__WRITTEN EXERCISE__
Copy the listing verbatim, excluding any images found in it.

__Records from a data collection__
• • •
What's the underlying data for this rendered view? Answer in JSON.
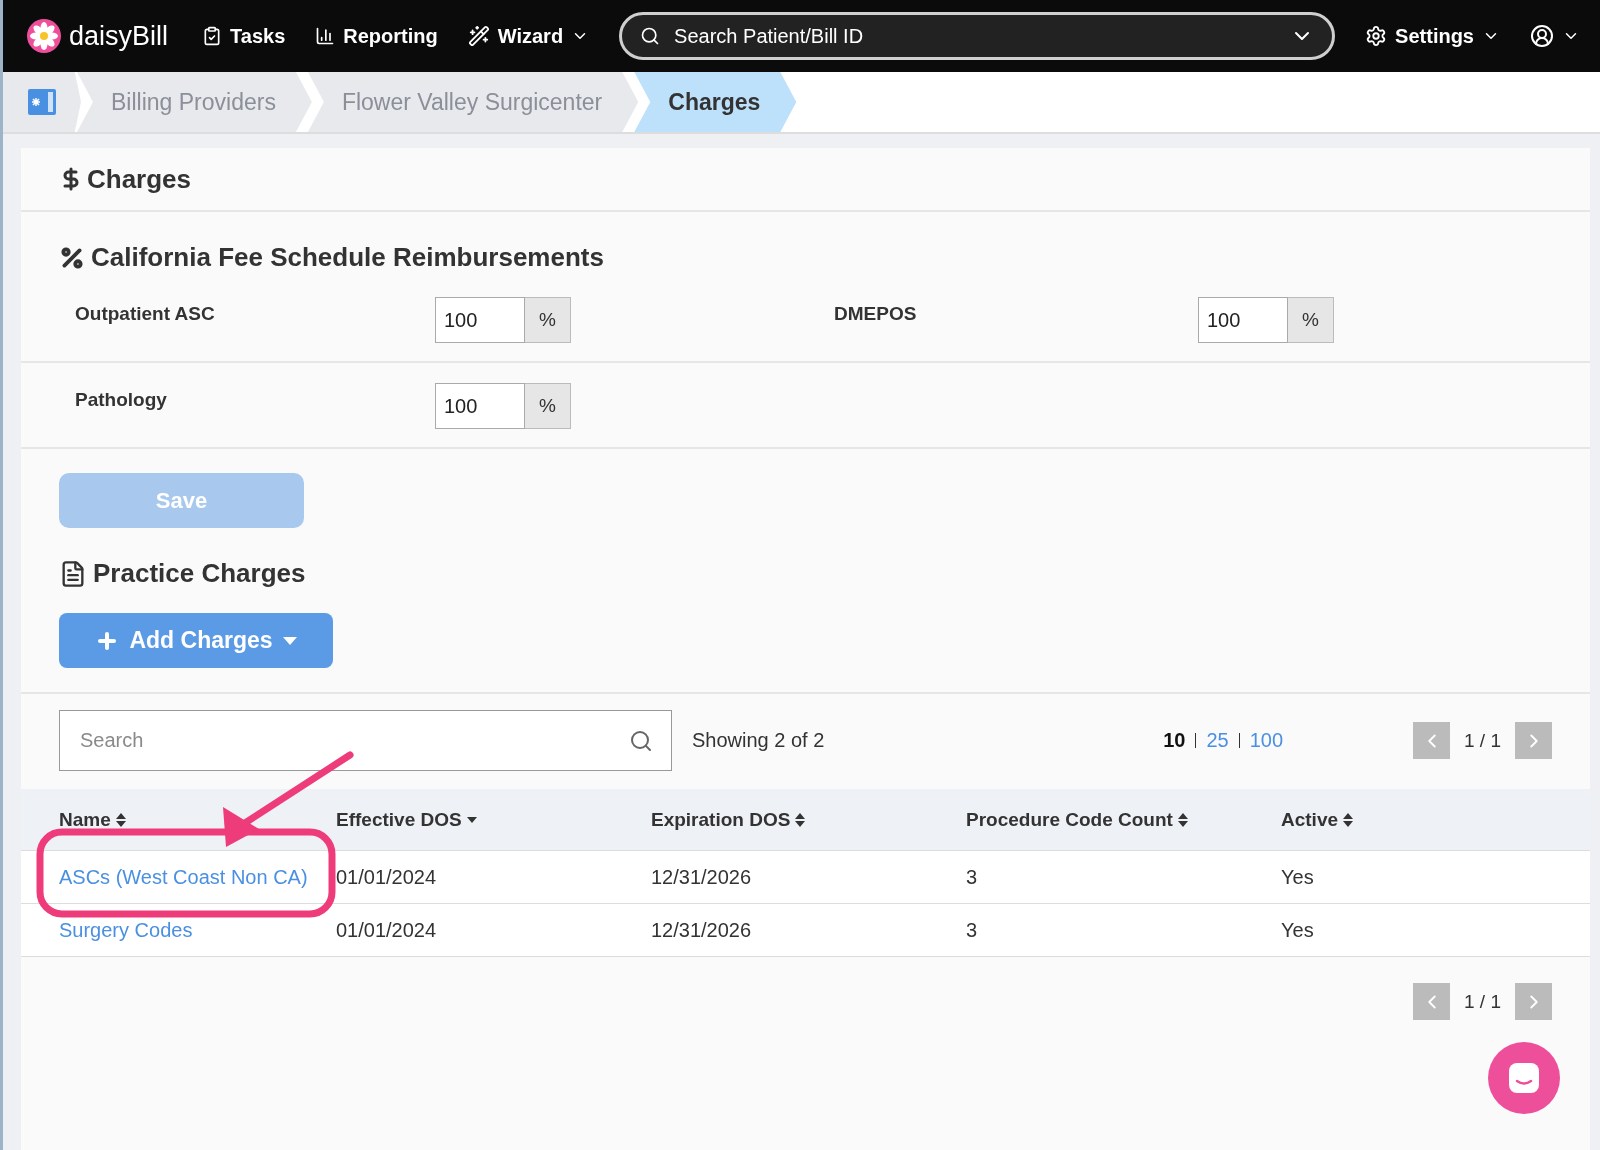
{
  "navbar": {
    "logo": "daisy**Bill**",
    "items": [
      {
        "kind": "tasks",
        "label": "Tasks",
        "dropdown": false
      },
      {
        "kind": "reporting",
        "label": "Reporting",
        "dropdown": false
      },
      {
        "kind": "wizard",
        "label": "Wizard",
        "dropdown": true
      }
    ],
    "search": {
      "placeholder": "Search Patient/Bill ID"
    },
    "settings": {
      "label": "Settings"
    }
  },
  "breadcrumb": [
    {
      "label": "Billing Providers",
      "selected": false
    },
    {
      "label": "Flower Valley Surgicenter",
      "selected": false
    },
    {
      "label": "Charges",
      "selected": true
    }
  ],
  "page_title": "Charges",
  "fee_schedule": {
    "title": "California Fee Schedule Reimbursements",
    "rows": [
      [
        {
          "label": "Outpatient ASC",
          "value": "100",
          "unit": "%"
        },
        {
          "label": "DMEPOS",
          "value": "100",
          "unit": "%"
        }
      ],
      [
        {
          "label": "Pathology",
          "value": "100",
          "unit": "%"
        }
      ]
    ],
    "save": {
      "label": "Save",
      "disabled": true
    }
  },
  "practice_charges": {
    "title": "Practice Charges",
    "add_button": "Add Charges",
    "search": {
      "placeholder": "Search"
    },
    "showing": "Showing 2 of 2",
    "page_sizes": [
      {
        "label": "10",
        "selected": true
      },
      {
        "label": "25",
        "selected": false
      },
      {
        "label": "100",
        "selected": false
      }
    ],
    "page": "1 / 1",
    "page_bottom": "1 / 1",
    "columns": [
      {
        "label": "Name",
        "sorted": false
      },
      {
        "label": "Effective DOS",
        "sorted": true
      },
      {
        "label": "Expiration DOS",
        "sorted": false
      },
      {
        "label": "Procedure Code Count",
        "sorted": false
      },
      {
        "label": "Active",
        "sorted": false
      }
    ],
    "rows": [
      [
        "ASCs (West Coast Non CA)",
        "01/01/2024",
        "12/31/2026",
        "3",
        "Yes"
      ],
      [
        "Surgery Codes",
        "01/01/2024",
        "12/31/2026",
        "3",
        "Yes"
      ]
    ]
  }
}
• • •
__RESPONSE BELOW__
What's the underlying data for this rendered view? Answer in JSON.
{
  "navbar": {
    "logo": "daisy**Bill**",
    "items": [
      {
        "kind": "tasks",
        "label": "Tasks",
        "dropdown": false
      },
      {
        "kind": "reporting",
        "label": "Reporting",
        "dropdown": false
      },
      {
        "kind": "wizard",
        "label": "Wizard",
        "dropdown": true
      }
    ],
    "search": {
      "placeholder": "Search Patient/Bill ID"
    },
    "settings": {
      "label": "Settings"
    }
  },
  "breadcrumb": [
    {
      "label": "Billing Providers",
      "selected": false
    },
    {
      "label": "Flower Valley Surgicenter",
      "selected": false
    },
    {
      "label": "Charges",
      "selected": true
    }
  ],
  "page_title": "Charges",
  "fee_schedule": {
    "title": "California Fee Schedule Reimbursements",
    "rows": [
      [
        {
          "label": "Outpatient ASC",
          "value": "100",
          "unit": "%"
        },
        {
          "label": "DMEPOS",
          "value": "100",
          "unit": "%"
        }
      ],
      [
        {
          "label": "Pathology",
          "value": "100",
          "unit": "%"
        }
      ]
    ],
    "save": {
      "label": "Save",
      "disabled": true
    }
  },
  "practice_charges": {
    "title": "Practice Charges",
    "add_button": "Add Charges",
    "search": {
      "placeholder": "Search"
    },
    "showing": "Showing 2 of 2",
    "page_sizes": [
      {
        "label": "10",
        "selected": true
      },
      {
        "label": "25",
        "selected": false
      },
      {
        "label": "100",
        "selected": false
      }
    ],
    "page": "1 / 1",
    "page_bottom": "1 / 1",
    "columns": [
      {
        "label": "Name",
        "sorted": false
      },
      {
        "label": "Effective DOS",
        "sorted": true
      },
      {
        "label": "Expiration DOS",
        "sorted": false
      },
      {
        "label": "Procedure Code Count",
        "sorted": false
      },
      {
        "label": "Active",
        "sorted": false
      }
    ],
    "rows": [
      [
        "ASCs (West Coast Non CA)",
        "01/01/2024",
        "12/31/2026",
        "3",
        "Yes"
      ],
      [
        "Surgery Codes",
        "01/01/2024",
        "12/31/2026",
        "3",
        "Yes"
      ]
    ]
  }
}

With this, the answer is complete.